[BEGIN Data provided]

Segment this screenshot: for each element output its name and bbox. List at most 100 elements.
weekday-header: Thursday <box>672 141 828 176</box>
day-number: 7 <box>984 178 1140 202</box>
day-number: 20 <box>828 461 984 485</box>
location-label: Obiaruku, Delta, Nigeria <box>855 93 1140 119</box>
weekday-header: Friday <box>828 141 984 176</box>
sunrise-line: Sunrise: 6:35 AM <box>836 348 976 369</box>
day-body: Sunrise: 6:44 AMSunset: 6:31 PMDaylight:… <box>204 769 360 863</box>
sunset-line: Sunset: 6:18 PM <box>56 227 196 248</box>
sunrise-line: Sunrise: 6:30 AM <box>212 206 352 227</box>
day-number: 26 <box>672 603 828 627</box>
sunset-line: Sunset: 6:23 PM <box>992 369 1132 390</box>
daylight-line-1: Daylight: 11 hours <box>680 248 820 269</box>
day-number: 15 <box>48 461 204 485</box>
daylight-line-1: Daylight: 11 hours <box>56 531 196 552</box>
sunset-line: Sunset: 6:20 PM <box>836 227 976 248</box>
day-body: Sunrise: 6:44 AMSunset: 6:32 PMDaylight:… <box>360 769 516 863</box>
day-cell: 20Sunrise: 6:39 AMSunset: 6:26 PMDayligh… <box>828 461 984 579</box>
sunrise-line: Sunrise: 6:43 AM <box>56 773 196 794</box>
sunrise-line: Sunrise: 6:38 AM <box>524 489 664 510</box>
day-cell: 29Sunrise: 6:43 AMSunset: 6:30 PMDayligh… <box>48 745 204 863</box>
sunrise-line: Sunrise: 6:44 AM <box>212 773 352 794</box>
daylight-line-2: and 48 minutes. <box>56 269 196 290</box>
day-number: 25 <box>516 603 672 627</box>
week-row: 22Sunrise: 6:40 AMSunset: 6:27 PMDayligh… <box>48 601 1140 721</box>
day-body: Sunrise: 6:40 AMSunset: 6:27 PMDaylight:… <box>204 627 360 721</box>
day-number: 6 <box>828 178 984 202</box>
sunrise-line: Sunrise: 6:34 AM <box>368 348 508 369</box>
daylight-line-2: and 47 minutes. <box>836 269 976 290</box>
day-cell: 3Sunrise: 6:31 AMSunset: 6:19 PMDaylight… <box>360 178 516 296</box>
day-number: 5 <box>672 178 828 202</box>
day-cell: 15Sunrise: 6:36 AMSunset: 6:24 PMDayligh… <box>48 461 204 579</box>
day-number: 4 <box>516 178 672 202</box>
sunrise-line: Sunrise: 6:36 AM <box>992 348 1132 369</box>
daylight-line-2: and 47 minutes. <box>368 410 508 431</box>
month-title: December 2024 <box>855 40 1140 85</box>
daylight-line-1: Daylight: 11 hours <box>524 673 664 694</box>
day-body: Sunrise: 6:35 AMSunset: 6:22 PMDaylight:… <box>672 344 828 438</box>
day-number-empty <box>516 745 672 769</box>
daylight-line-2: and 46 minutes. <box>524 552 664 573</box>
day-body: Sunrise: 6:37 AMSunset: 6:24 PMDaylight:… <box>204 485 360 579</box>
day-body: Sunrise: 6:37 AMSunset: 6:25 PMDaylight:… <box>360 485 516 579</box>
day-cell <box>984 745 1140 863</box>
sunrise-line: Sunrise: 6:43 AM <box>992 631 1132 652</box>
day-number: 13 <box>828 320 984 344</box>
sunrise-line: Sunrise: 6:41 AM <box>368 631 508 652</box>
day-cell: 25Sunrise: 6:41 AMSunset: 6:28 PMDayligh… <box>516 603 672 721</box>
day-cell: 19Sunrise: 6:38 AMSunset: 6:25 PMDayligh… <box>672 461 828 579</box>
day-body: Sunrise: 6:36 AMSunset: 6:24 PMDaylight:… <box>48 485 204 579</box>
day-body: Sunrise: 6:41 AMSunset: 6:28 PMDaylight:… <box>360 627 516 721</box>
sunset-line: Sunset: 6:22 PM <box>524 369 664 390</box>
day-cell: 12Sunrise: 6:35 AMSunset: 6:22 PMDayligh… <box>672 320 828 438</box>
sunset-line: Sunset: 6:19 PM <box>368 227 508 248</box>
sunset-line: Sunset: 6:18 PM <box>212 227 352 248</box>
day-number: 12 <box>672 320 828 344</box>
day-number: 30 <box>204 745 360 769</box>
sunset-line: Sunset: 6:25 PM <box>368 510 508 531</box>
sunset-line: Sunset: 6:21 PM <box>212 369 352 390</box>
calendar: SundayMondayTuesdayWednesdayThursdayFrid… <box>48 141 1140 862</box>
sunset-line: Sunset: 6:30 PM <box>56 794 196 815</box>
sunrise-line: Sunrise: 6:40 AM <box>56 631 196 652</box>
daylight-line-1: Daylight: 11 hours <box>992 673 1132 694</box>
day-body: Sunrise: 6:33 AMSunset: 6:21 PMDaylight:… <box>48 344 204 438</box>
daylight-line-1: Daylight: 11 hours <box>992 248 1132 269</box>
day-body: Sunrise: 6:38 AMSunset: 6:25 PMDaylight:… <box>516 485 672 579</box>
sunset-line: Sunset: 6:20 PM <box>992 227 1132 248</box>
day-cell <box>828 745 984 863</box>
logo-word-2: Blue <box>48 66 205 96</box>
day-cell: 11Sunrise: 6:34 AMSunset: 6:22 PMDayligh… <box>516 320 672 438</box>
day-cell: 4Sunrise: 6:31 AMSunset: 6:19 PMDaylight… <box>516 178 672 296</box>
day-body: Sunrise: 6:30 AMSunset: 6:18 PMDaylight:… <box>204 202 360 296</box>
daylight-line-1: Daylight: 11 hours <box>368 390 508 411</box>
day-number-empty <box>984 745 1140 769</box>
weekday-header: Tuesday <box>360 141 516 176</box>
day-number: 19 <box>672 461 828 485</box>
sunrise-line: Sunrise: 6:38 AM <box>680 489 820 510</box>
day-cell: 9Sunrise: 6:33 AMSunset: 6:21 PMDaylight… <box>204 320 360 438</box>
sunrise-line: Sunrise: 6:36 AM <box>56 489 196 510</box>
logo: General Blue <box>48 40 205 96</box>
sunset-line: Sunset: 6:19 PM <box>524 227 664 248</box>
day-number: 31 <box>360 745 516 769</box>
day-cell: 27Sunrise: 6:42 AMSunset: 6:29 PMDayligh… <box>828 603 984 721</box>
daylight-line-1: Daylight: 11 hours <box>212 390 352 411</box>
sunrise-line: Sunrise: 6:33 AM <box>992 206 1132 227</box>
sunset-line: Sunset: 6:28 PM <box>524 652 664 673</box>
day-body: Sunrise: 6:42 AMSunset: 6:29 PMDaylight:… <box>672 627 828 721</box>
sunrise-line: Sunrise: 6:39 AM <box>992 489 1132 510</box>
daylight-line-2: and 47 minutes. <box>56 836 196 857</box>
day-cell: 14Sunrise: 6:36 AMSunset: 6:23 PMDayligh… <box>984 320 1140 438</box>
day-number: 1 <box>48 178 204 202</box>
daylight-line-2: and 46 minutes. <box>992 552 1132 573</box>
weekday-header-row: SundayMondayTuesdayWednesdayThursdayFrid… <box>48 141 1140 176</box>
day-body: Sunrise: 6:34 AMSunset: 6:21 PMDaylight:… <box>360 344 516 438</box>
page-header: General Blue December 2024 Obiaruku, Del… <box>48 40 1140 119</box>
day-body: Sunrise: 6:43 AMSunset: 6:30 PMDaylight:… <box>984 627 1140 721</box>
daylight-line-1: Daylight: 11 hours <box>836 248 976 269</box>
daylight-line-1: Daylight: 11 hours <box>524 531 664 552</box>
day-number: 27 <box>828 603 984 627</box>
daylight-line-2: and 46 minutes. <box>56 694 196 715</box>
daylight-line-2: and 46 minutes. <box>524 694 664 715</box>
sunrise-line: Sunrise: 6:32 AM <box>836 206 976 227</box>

[END Data provided]

Job: Convert every line of the entries above into a JSON list of strings, with one string per line and no blank lines.

Correct result:
[
  "Segment this screenshot: for each element output its name and bbox. List at most 100 elements.",
  "weekday-header: Thursday <box>672 141 828 176</box>",
  "day-number: 7 <box>984 178 1140 202</box>",
  "day-number: 20 <box>828 461 984 485</box>",
  "location-label: Obiaruku, Delta, Nigeria <box>855 93 1140 119</box>",
  "weekday-header: Friday <box>828 141 984 176</box>",
  "sunrise-line: Sunrise: 6:35 AM <box>836 348 976 369</box>",
  "day-body: Sunrise: 6:44 AMSunset: 6:31 PMDaylight:… <box>204 769 360 863</box>",
  "sunset-line: Sunset: 6:18 PM <box>56 227 196 248</box>",
  "sunrise-line: Sunrise: 6:30 AM <box>212 206 352 227</box>",
  "day-number: 26 <box>672 603 828 627</box>",
  "sunset-line: Sunset: 6:23 PM <box>992 369 1132 390</box>",
  "daylight-line-1: Daylight: 11 hours <box>680 248 820 269</box>",
  "day-number: 15 <box>48 461 204 485</box>",
  "daylight-line-1: Daylight: 11 hours <box>56 531 196 552</box>",
  "sunset-line: Sunset: 6:20 PM <box>836 227 976 248</box>",
  "day-body: Sunrise: 6:44 AMSunset: 6:32 PMDaylight:… <box>360 769 516 863</box>",
  "day-cell: 20Sunrise: 6:39 AMSunset: 6:26 PMDayligh… <box>828 461 984 579</box>",
  "sunrise-line: Sunrise: 6:43 AM <box>56 773 196 794</box>",
  "sunrise-line: Sunrise: 6:38 AM <box>524 489 664 510</box>",
  "day-cell: 29Sunrise: 6:43 AMSunset: 6:30 PMDayligh… <box>48 745 204 863</box>",
  "sunrise-line: Sunrise: 6:44 AM <box>212 773 352 794</box>",
  "daylight-line-2: and 48 minutes. <box>56 269 196 290</box>",
  "day-number: 25 <box>516 603 672 627</box>",
  "week-row: 22Sunrise: 6:40 AMSunset: 6:27 PMDayligh… <box>48 601 1140 721</box>",
  "day-body: Sunrise: 6:40 AMSunset: 6:27 PMDaylight:… <box>204 627 360 721</box>",
  "day-number: 6 <box>828 178 984 202</box>",
  "sunrise-line: Sunrise: 6:34 AM <box>368 348 508 369</box>",
  "daylight-line-2: and 47 minutes. <box>836 269 976 290</box>",
  "day-cell: 3Sunrise: 6:31 AMSunset: 6:19 PMDaylight… <box>360 178 516 296</box>",
  "day-number: 5 <box>672 178 828 202</box>",
  "day-cell: 15Sunrise: 6:36 AMSunset: 6:24 PMDayligh… <box>48 461 204 579</box>",
  "day-number: 4 <box>516 178 672 202</box>",
  "sunrise-line: Sunrise: 6:36 AM <box>992 348 1132 369</box>",
  "daylight-line-2: and 47 minutes. <box>368 410 508 431</box>",
  "month-title: December 2024 <box>855 40 1140 85</box>",
  "daylight-line-1: Daylight: 11 hours <box>524 673 664 694</box>",
  "day-body: Sunrise: 6:35 AMSunset: 6:22 PMDaylight:… <box>672 344 828 438</box>",
  "day-number-empty <box>516 745 672 769</box>",
  "daylight-line-2: and 46 minutes. <box>524 552 664 573</box>",
  "day-body: Sunrise: 6:37 AMSunset: 6:24 PMDaylight:… <box>204 485 360 579</box>",
  "day-body: Sunrise: 6:37 AMSunset: 6:25 PMDaylight:… <box>360 485 516 579</box>",
  "day-cell <box>984 745 1140 863</box>",
  "sunrise-line: Sunrise: 6:43 AM <box>992 631 1132 652</box>",
  "day-number: 13 <box>828 320 984 344</box>",
  "sunrise-line: Sunrise: 6:41 AM <box>368 631 508 652</box>",
  "day-cell: 25Sunrise: 6:41 AMSunset: 6:28 PMDayligh… <box>516 603 672 721</box>",
  "day-cell: 19Sunrise: 6:38 AMSunset: 6:25 PMDayligh… <box>672 461 828 579</box>",
  "day-body: Sunrise: 6:36 AMSunset: 6:24 PMDaylight:… <box>48 485 204 579</box>",
  "day-body: Sunrise: 6:41 AMSunset: 6:28 PMDaylight:… <box>360 627 516 721</box>",
  "sunset-line: Sunset: 6:22 PM <box>524 369 664 390</box>",
  "day-cell: 12Sunrise: 6:35 AMSunset: 6:22 PMDayligh… <box>672 320 828 438</box>",
  "sunset-line: Sunset: 6:19 PM <box>368 227 508 248</box>",
  "sunset-line: Sunset: 6:18 PM <box>212 227 352 248</box>",
  "day-number: 12 <box>672 320 828 344</box>",
  "day-number: 30 <box>204 745 360 769</box>",
  "sunset-line: Sunset: 6:25 PM <box>368 510 508 531</box>",
  "sunset-line: Sunset: 6:21 PM <box>212 369 352 390</box>",
  "calendar: SundayMondayTuesdayWednesdayThursdayFrid… <box>48 141 1140 862</box>",
  "sunset-line: Sunset: 6:30 PM <box>56 794 196 815</box>",
  "sunrise-line: Sunrise: 6:40 AM <box>56 631 196 652</box>",
  "daylight-line-1: Daylight: 11 hours <box>992 673 1132 694</box>",
  "day-body: Sunrise: 6:33 AMSunset: 6:21 PMDaylight:… <box>48 344 204 438</box>",
  "daylight-line-1: Daylight: 11 hours <box>992 248 1132 269</box>",
  "day-body: Sunrise: 6:38 AMSunset: 6:25 PMDaylight:… <box>516 485 672 579</box>",
  "sunset-line: Sunset: 6:20 PM <box>992 227 1132 248</box>",
  "day-cell <box>828 745 984 863</box>",
  "logo-word-2: Blue <box>48 66 205 96</box>",
  "day-cell: 11Sunrise: 6:34 AMSunset: 6:22 PMDayligh… <box>516 320 672 438</box>",
  "day-cell: 4Sunrise: 6:31 AMSunset: 6:19 PMDaylight… <box>516 178 672 296</box>",
  "day-body: Sunrise: 6:30 AMSunset: 6:18 PMDaylight:… <box>204 202 360 296</box>",
  "daylight-line-1: Daylight: 11 hours <box>368 390 508 411</box>",
  "day-number-empty <box>984 745 1140 769</box>",
  "weekday-header: Tuesday <box>360 141 516 176</box>",
  "day-number: 19 <box>672 461 828 485</box>",
  "sunrise-line: Sunrise: 6:38 AM <box>680 489 820 510</box>",
  "day-cell: 9Sunrise: 6:33 AMSunset: 6:21 PMDaylight… <box>204 320 360 438</box>",
  "sunrise-line: Sunrise: 6:36 AM <box>56 489 196 510</box>",
  "logo: General Blue <box>48 40 205 96</box>",
  "sunset-line: Sunset: 6:19 PM <box>524 227 664 248</box>",
  "day-number: 31 <box>360 745 516 769</box>",
  "day-cell: 27Sunrise: 6:42 AMSunset: 6:29 PMDayligh… <box>828 603 984 721</box>",
  "daylight-line-1: Daylight: 11 hours <box>212 390 352 411</box>",
  "sunrise-line: Sunrise: 6:33 AM <box>992 206 1132 227</box>",
  "sunset-line: Sunset: 6:28 PM <box>524 652 664 673</box>",
  "day-body: Sunrise: 6:42 AMSunset: 6:29 PMDaylight:… <box>672 627 828 721</box>",
  "sunrise-line: Sunrise: 6:39 AM <box>992 489 1132 510</box>",
  "daylight-line-2: and 47 minutes. <box>56 836 196 857</box>",
  "day-cell: 14Sunrise: 6:36 AMSunset: 6:23 PMDayligh… <box>984 320 1140 438</box>",
  "day-number: 1 <box>48 178 204 202</box>",
  "daylight-line-2: and 46 minutes. <box>992 552 1132 573</box>",
  "weekday-header-row: SundayMondayTuesdayWednesdayThursdayFrid… <box>48 141 1140 176</box>",
  "day-body: Sunrise: 6:34 AMSunset: 6:21 PMDaylight:… <box>360 344 516 438</box>",
  "page-header: General Blue December 2024 Obiaruku, Del… <box>48 40 1140 119</box>",
  "day-body: Sunrise: 6:43 AMSunset: 6:30 PMDaylight:… <box>984 627 1140 721</box>",
  "daylight-line-1: Daylight: 11 hours <box>836 248 976 269</box>",
  "daylight-line-1: Daylight: 11 hours <box>524 531 664 552</box>",
  "day-number: 27 <box>828 603 984 627</box>",
  "daylight-line-2: and 46 minutes. <box>56 694 196 715</box>",
  "daylight-line-2: and 46 minutes. <box>524 694 664 715</box>",
  "sunrise-line: Sunrise: 6:32 AM <box>836 206 976 227</box>"
]